#### Aim 1:
In the records, rewrite the stretch from "axes-frame [40, 8, 539, 381]" through "y-tick-label: 0.3 [15, 371, 34, 385]", switching "x-tick-label" to "horizontal-tick-label" and keeping everything else the same.
#### Aim 2:
Carry on writing the text about corn fritters from the point where it stops.

#### Text to read:
'''

Corn fritters are fried cakes of a dough or batter made of, or containing a featured quantity of maize (corn). Originating in Native American cuisine, they are a traditional sweet and savory snack in the Southern United States, as well as Indonesia where they are known as perkedel jagung or bakwan jagung.

History
Native Americans had been using ground corn (maize) as food for thousands of years before European explorers arrived in the New World. Corn-based products, such as corn flatbread, arepa and cornbread were staple foods in Pre-Columbian Americas. Native Americans did not use deep frying techniques, however, which require ample supplies of cooking oil as well as equipment in which the oil can be heated to high temperatures.

European settlers learned recipes and processes for corn dishes from Native Americans, and soon devised their own cornmeal-based recipe variations of European breads made from grains available on that continent. The corn fritter probably was invented in the Southern United States, whose traditional cuisine contains a lot of deep fried foods.

On the other side of the world, maize seeds from the Americas were introduced into Southeast Asia in the late 16th century through Spanish and Portuguese traders. The plant thrived in the tropical climate of Indonesia, and soon became a staple food plant in drier areas of central and southeastern Indonesia, since it requires much less water than wet rice. Coconut and palm oil have been essential elements of Indonesian cuisine for centuries. The deep fried technique using palm oil was probably borrowed from Portuguese colonists; and Indonesia and Myanmar (Burma) both have their own types of corn fritter, respectively called perkedel jagung or bakwan jagung and pyaungbu kyaw.

Regional variations

Southern United States
Traditional corn fritters in the American South use corn kernels, egg, flour, milk, and melted butter. They can be deep fried, shallow fried, baked, and may be served with jam, fruit, honey, or cream. They may also be made with creamed corn, baked, and served with maple syrup. Corn fritters can be made to have a similar appearance to, and thus be mistaken for, johnnycake.

'''

Annotated region listings
'''

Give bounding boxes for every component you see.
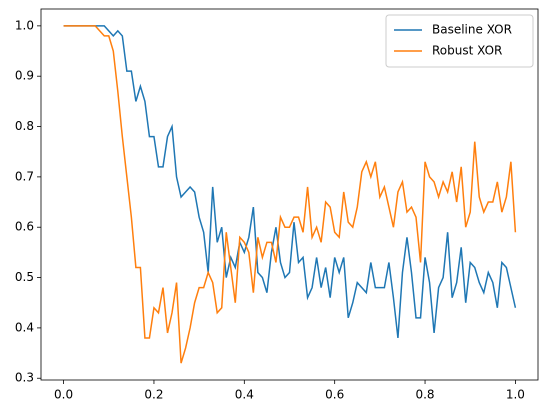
axes-frame [40, 8, 539, 381]
x-tick-label: 1.0 [506, 388, 525, 402]
legend-label: Robust XOR [432, 44, 502, 58]
y-tick-label: 0.8 [15, 119, 34, 133]
y-tick-label: 0.6 [15, 220, 34, 234]
x-tick-label: 0.0 [54, 388, 73, 402]
legend-label: Baseline XOR [432, 23, 512, 37]
y-tick-label: 1.0 [15, 18, 34, 32]
line [63, 25, 517, 364]
x-tick-label: 0.4 [235, 388, 254, 402]
y-tick-label: 0.5 [15, 270, 34, 284]
y-tick-label: 0.9 [15, 69, 34, 83]
y-tick-label: 0.3 [15, 371, 34, 385]
y-tick-label: 0.4 [15, 320, 34, 334]
line [63, 25, 517, 339]
y-tick-label: 0.7 [15, 169, 34, 183]
x-tick-label: 0.6 [325, 388, 344, 402]
legend-box [385, 14, 534, 68]
x-tick-label: 0.8 [415, 388, 434, 402]
x-tick-label: 0.2 [144, 388, 163, 402]
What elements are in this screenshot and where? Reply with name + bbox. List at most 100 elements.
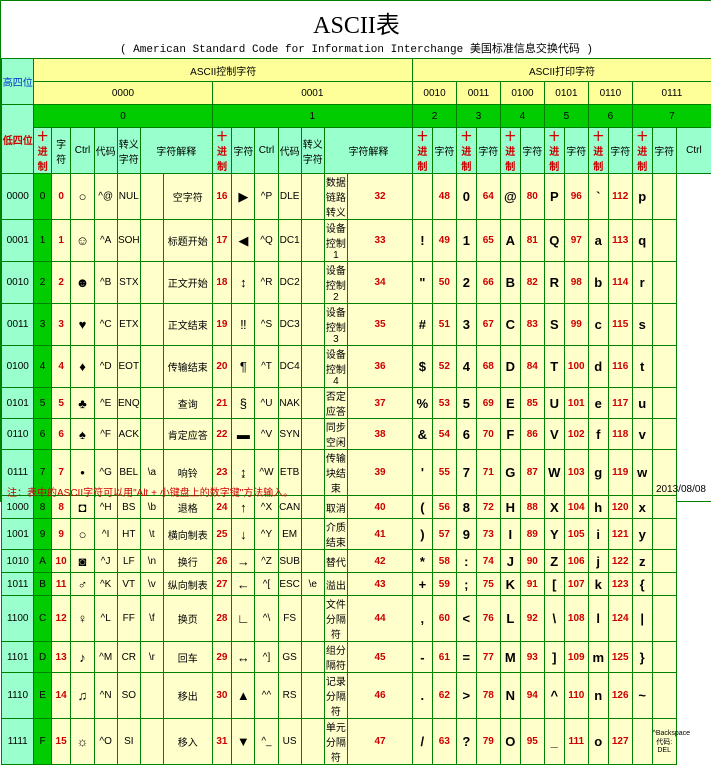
glyph: ♣ xyxy=(71,388,94,419)
hdr-glyph: 字符 xyxy=(520,128,544,174)
glyph: P xyxy=(544,174,564,220)
dec-val: 61 xyxy=(432,642,456,673)
glyph: ▲ xyxy=(232,673,255,719)
glyph: " xyxy=(413,262,433,304)
dec-val: 3 xyxy=(51,304,71,346)
dec-val: 117 xyxy=(608,388,632,419)
dec-val: 12 xyxy=(51,596,71,642)
ctrl-key: ^D xyxy=(94,346,117,388)
glyph: N xyxy=(500,673,520,719)
glyph: p xyxy=(632,174,652,220)
desc: 换行 xyxy=(164,550,213,573)
dec-val: 80 xyxy=(520,174,544,220)
code: SI xyxy=(117,719,140,765)
dec-val: 50 xyxy=(432,262,456,304)
hdr-ctrl: Ctrl xyxy=(255,128,278,174)
table-row: 1111 F15 ☼ ^O SI 移入31 ▼ ^_ US 单元分隔符47 /6… xyxy=(2,719,711,765)
dec-val: 92 xyxy=(520,596,544,642)
glyph: ∟ xyxy=(232,596,255,642)
glyph xyxy=(632,719,652,765)
glyph: ] xyxy=(544,642,564,673)
dec-val: 98 xyxy=(564,262,588,304)
hdr-glyph: 字符 xyxy=(652,128,676,174)
ctrl-key: ^^ xyxy=(255,673,278,719)
desc: 溢出 xyxy=(324,573,347,596)
hdr-glyph: 字符 xyxy=(608,128,632,174)
dec-val: 15 xyxy=(51,719,71,765)
dec-val: 116 xyxy=(608,346,632,388)
glyph xyxy=(413,174,433,220)
glyph: = xyxy=(457,642,477,673)
code: SO xyxy=(117,673,140,719)
glyph: ▶ xyxy=(232,174,255,220)
code: SOH xyxy=(117,220,140,262)
esc xyxy=(301,673,324,719)
dec-val: 32 xyxy=(347,174,412,220)
dec-val: 96 xyxy=(564,174,588,220)
ctrl-note xyxy=(652,262,676,304)
dec-val: 36 xyxy=(347,346,412,388)
esc: \v xyxy=(140,573,163,596)
dec-val: 29 xyxy=(212,642,232,673)
ctrl-note xyxy=(652,550,676,573)
dec-val: 79 xyxy=(476,719,500,765)
code: DC2 xyxy=(278,262,301,304)
desc: 横向制表 xyxy=(164,519,213,550)
ctrl-note xyxy=(652,346,676,388)
glyph: ! xyxy=(413,220,433,262)
glyph: 1 xyxy=(457,220,477,262)
print-group-header: ASCII打印字符 xyxy=(413,59,711,82)
glyph: ` xyxy=(588,174,608,220)
dec-val: 64 xyxy=(476,174,500,220)
glyph: b xyxy=(588,262,608,304)
glyph: # xyxy=(413,304,433,346)
glyph: k xyxy=(588,573,608,596)
dec-val: 124 xyxy=(608,596,632,642)
dec-val: 26 xyxy=(212,550,232,573)
table-row: 0001 11 ☺ ^A SOH 标题开始17 ◀ ^Q DC1 设备控制 13… xyxy=(2,220,711,262)
ctrl-key: ^\ xyxy=(255,596,278,642)
glyph: ~ xyxy=(632,673,652,719)
glyph: I xyxy=(500,519,520,550)
glyph: 6 xyxy=(457,419,477,450)
high-bits-label: 高四位 xyxy=(2,59,34,105)
col-dec-4: 4 xyxy=(500,105,544,128)
glyph: B xyxy=(500,262,520,304)
code: ENQ xyxy=(117,388,140,419)
glyph: ? xyxy=(457,719,477,765)
ctrl-key: ^Q xyxy=(255,220,278,262)
dec-val: 45 xyxy=(347,642,412,673)
code: DC4 xyxy=(278,346,301,388)
glyph: C xyxy=(500,304,520,346)
dec-val: 82 xyxy=(520,262,544,304)
code: ETX xyxy=(117,304,140,346)
dec-val: 28 xyxy=(212,596,232,642)
dec-val: 48 xyxy=(432,174,456,220)
esc xyxy=(140,220,163,262)
glyph: } xyxy=(632,642,652,673)
esc xyxy=(301,642,324,673)
dec-val: 18 xyxy=(212,262,232,304)
dec-val: 13 xyxy=(51,642,71,673)
desc: 正文结束 xyxy=(164,304,213,346)
dec-val: 110 xyxy=(564,673,588,719)
glyph: 5 xyxy=(457,388,477,419)
dec-val: 89 xyxy=(520,519,544,550)
dec-val: 126 xyxy=(608,673,632,719)
ctrl-note xyxy=(652,220,676,262)
dec-val: 100 xyxy=(564,346,588,388)
col-dec-2: 2 xyxy=(413,105,457,128)
dec-val: 99 xyxy=(564,304,588,346)
ctrl-note xyxy=(652,573,676,596)
ctrl-key: ^B xyxy=(94,262,117,304)
glyph: { xyxy=(632,573,652,596)
dec-val: 111 xyxy=(564,719,588,765)
glyph: $ xyxy=(413,346,433,388)
code: US xyxy=(278,719,301,765)
hdr-code: 代码 xyxy=(278,128,301,174)
ctrl-note xyxy=(652,174,676,220)
row-dec: D xyxy=(34,642,51,673)
row-dec: 3 xyxy=(34,304,51,346)
dec-val: 109 xyxy=(564,642,588,673)
dec-val: 81 xyxy=(520,220,544,262)
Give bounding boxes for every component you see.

'''

#### Exercise output 1:
axes-frame [40, 8, 539, 381]
horizontal-tick-label: 1.0 [506, 388, 525, 402]
legend-label: Robust XOR [432, 44, 502, 58]
y-tick-label: 0.8 [15, 119, 34, 133]
y-tick-label: 0.6 [15, 220, 34, 234]
horizontal-tick-label: 0.0 [54, 388, 73, 402]
legend-label: Baseline XOR [432, 23, 512, 37]
y-tick-label: 1.0 [15, 18, 34, 32]
line [63, 25, 517, 364]
horizontal-tick-label: 0.4 [235, 388, 254, 402]
y-tick-label: 0.5 [15, 270, 34, 284]
y-tick-label: 0.9 [15, 69, 34, 83]
y-tick-label: 0.3 [15, 371, 34, 385]

#### Exercise output 2:
Indonesia

Indonesian corn fritters, a type of gorengan, are not sweet but savoury. They have a more granulated texture, as the corn kernels are not finely ground and blended into the dough, so they retain their kernel shapes. The fritter is made from fresh corn kernels, wheat flour, rice flour, celery, scallion, eggs, shallots, garlic, salt and pepper, and deep fried  in coconut oil. They are a popular snack and are often served as an appetizer.

Myanmar (Burma) 
Burmese corn fritters, called pyaungbu kyaw (ပြောင်းဖူးကြော်), are a type of Burmese fritter. Pyaungbu kyaw consists of corn kernels battered in flour and eggs and deep-fried as disk-like fritters. They are savory, and are similar to Indonesian bakwan jagung.

Peru 

Peruvian corn fritters, called torrejas de choclo, are made from choclo (Peruvian corn), an Andean variety of corn, pepper, onion and eggs. They can deep fry in vegetable oil and is usually served savory to accompany other local dishes as an appetizer.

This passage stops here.